> [Written instruction] Make an exact copy of all the entries, but do not reproduce the pictures.

>> Start Working data

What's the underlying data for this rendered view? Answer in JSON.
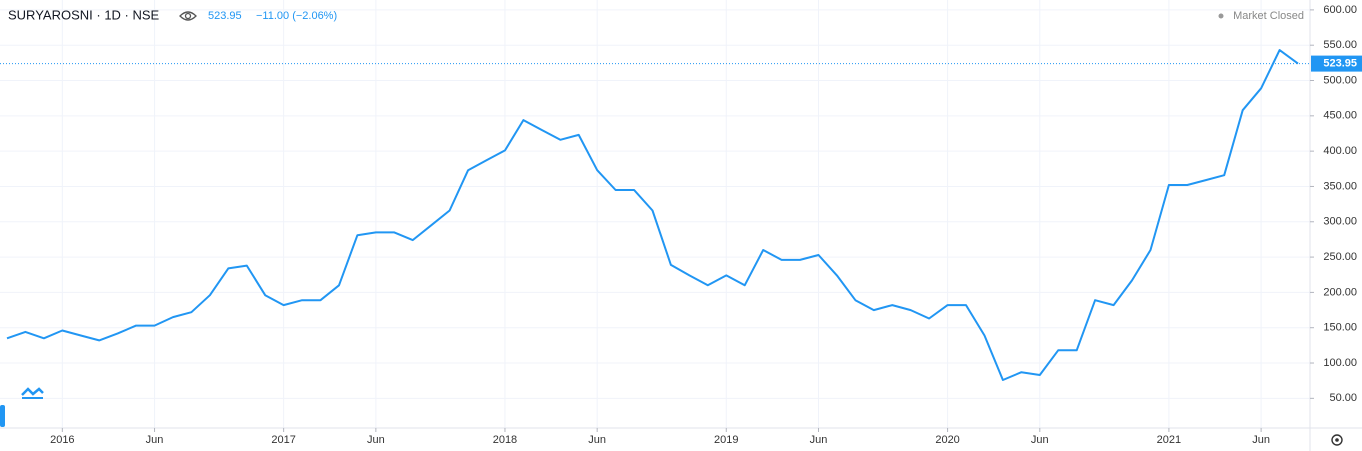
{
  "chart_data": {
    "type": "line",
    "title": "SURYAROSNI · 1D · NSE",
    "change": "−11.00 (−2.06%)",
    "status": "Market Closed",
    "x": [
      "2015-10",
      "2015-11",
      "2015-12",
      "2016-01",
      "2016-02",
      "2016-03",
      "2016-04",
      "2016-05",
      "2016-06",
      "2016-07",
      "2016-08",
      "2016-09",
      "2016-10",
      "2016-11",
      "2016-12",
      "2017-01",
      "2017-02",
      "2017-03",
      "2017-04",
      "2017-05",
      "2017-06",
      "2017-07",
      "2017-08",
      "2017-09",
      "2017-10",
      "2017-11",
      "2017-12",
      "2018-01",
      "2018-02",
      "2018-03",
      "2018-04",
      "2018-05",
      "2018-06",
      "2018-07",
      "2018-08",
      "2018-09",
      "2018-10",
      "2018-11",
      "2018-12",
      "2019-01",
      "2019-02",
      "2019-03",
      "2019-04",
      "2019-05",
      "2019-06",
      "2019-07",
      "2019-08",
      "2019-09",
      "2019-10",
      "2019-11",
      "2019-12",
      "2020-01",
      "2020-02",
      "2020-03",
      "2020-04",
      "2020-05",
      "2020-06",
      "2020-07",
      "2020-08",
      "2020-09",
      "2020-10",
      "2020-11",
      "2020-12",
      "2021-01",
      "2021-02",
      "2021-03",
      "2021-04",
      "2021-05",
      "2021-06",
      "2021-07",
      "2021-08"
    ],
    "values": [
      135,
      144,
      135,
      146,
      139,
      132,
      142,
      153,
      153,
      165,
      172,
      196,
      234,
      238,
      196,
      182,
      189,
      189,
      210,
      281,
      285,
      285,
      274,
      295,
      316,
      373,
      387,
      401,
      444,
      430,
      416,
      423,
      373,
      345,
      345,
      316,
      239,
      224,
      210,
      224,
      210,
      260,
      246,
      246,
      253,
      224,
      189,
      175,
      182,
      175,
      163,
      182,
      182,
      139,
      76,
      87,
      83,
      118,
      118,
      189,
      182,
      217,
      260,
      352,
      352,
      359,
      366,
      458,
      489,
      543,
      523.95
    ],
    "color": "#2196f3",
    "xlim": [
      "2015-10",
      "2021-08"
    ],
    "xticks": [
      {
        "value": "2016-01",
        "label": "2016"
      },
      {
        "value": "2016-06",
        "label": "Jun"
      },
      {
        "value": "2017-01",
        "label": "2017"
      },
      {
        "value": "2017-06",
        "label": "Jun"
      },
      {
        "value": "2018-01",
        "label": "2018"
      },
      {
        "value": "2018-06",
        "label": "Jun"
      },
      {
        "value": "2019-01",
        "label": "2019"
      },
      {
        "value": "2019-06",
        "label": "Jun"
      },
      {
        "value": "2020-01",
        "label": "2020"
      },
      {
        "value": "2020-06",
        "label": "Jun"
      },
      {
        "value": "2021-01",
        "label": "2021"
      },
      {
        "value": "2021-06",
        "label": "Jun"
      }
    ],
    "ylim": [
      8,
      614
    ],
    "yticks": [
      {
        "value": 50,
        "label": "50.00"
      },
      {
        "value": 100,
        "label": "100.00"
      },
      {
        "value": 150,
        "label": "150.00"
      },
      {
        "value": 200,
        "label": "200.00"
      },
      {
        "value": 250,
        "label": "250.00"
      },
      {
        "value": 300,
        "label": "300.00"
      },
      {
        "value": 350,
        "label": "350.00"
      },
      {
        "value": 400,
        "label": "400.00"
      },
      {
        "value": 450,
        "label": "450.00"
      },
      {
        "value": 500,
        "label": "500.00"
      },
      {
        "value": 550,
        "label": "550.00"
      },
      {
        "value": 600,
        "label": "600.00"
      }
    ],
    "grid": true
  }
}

>> End Working data

> [Task solution]
What's the underlying data for this rendered view? Answer in JSON.
{
  "chart_data": {
    "type": "line",
    "title": "SURYAROSNI · 1D · NSE",
    "change": "−11.00 (−2.06%)",
    "status": "Market Closed",
    "x": [
      "2015-10",
      "2015-11",
      "2015-12",
      "2016-01",
      "2016-02",
      "2016-03",
      "2016-04",
      "2016-05",
      "2016-06",
      "2016-07",
      "2016-08",
      "2016-09",
      "2016-10",
      "2016-11",
      "2016-12",
      "2017-01",
      "2017-02",
      "2017-03",
      "2017-04",
      "2017-05",
      "2017-06",
      "2017-07",
      "2017-08",
      "2017-09",
      "2017-10",
      "2017-11",
      "2017-12",
      "2018-01",
      "2018-02",
      "2018-03",
      "2018-04",
      "2018-05",
      "2018-06",
      "2018-07",
      "2018-08",
      "2018-09",
      "2018-10",
      "2018-11",
      "2018-12",
      "2019-01",
      "2019-02",
      "2019-03",
      "2019-04",
      "2019-05",
      "2019-06",
      "2019-07",
      "2019-08",
      "2019-09",
      "2019-10",
      "2019-11",
      "2019-12",
      "2020-01",
      "2020-02",
      "2020-03",
      "2020-04",
      "2020-05",
      "2020-06",
      "2020-07",
      "2020-08",
      "2020-09",
      "2020-10",
      "2020-11",
      "2020-12",
      "2021-01",
      "2021-02",
      "2021-03",
      "2021-04",
      "2021-05",
      "2021-06",
      "2021-07",
      "2021-08"
    ],
    "values": [
      135,
      144,
      135,
      146,
      139,
      132,
      142,
      153,
      153,
      165,
      172,
      196,
      234,
      238,
      196,
      182,
      189,
      189,
      210,
      281,
      285,
      285,
      274,
      295,
      316,
      373,
      387,
      401,
      444,
      430,
      416,
      423,
      373,
      345,
      345,
      316,
      239,
      224,
      210,
      224,
      210,
      260,
      246,
      246,
      253,
      224,
      189,
      175,
      182,
      175,
      163,
      182,
      182,
      139,
      76,
      87,
      83,
      118,
      118,
      189,
      182,
      217,
      260,
      352,
      352,
      359,
      366,
      458,
      489,
      543,
      523.95
    ],
    "color": "#2196f3",
    "xlim": [
      "2015-10",
      "2021-08"
    ],
    "xticks": [
      {
        "value": "2016-01",
        "label": "2016"
      },
      {
        "value": "2016-06",
        "label": "Jun"
      },
      {
        "value": "2017-01",
        "label": "2017"
      },
      {
        "value": "2017-06",
        "label": "Jun"
      },
      {
        "value": "2018-01",
        "label": "2018"
      },
      {
        "value": "2018-06",
        "label": "Jun"
      },
      {
        "value": "2019-01",
        "label": "2019"
      },
      {
        "value": "2019-06",
        "label": "Jun"
      },
      {
        "value": "2020-01",
        "label": "2020"
      },
      {
        "value": "2020-06",
        "label": "Jun"
      },
      {
        "value": "2021-01",
        "label": "2021"
      },
      {
        "value": "2021-06",
        "label": "Jun"
      }
    ],
    "ylim": [
      8,
      614
    ],
    "yticks": [
      {
        "value": 50,
        "label": "50.00"
      },
      {
        "value": 100,
        "label": "100.00"
      },
      {
        "value": 150,
        "label": "150.00"
      },
      {
        "value": 200,
        "label": "200.00"
      },
      {
        "value": 250,
        "label": "250.00"
      },
      {
        "value": 300,
        "label": "300.00"
      },
      {
        "value": 350,
        "label": "350.00"
      },
      {
        "value": 400,
        "label": "400.00"
      },
      {
        "value": 450,
        "label": "450.00"
      },
      {
        "value": 500,
        "label": "500.00"
      },
      {
        "value": 550,
        "label": "550.00"
      },
      {
        "value": 600,
        "label": "600.00"
      }
    ],
    "grid": true
  }
}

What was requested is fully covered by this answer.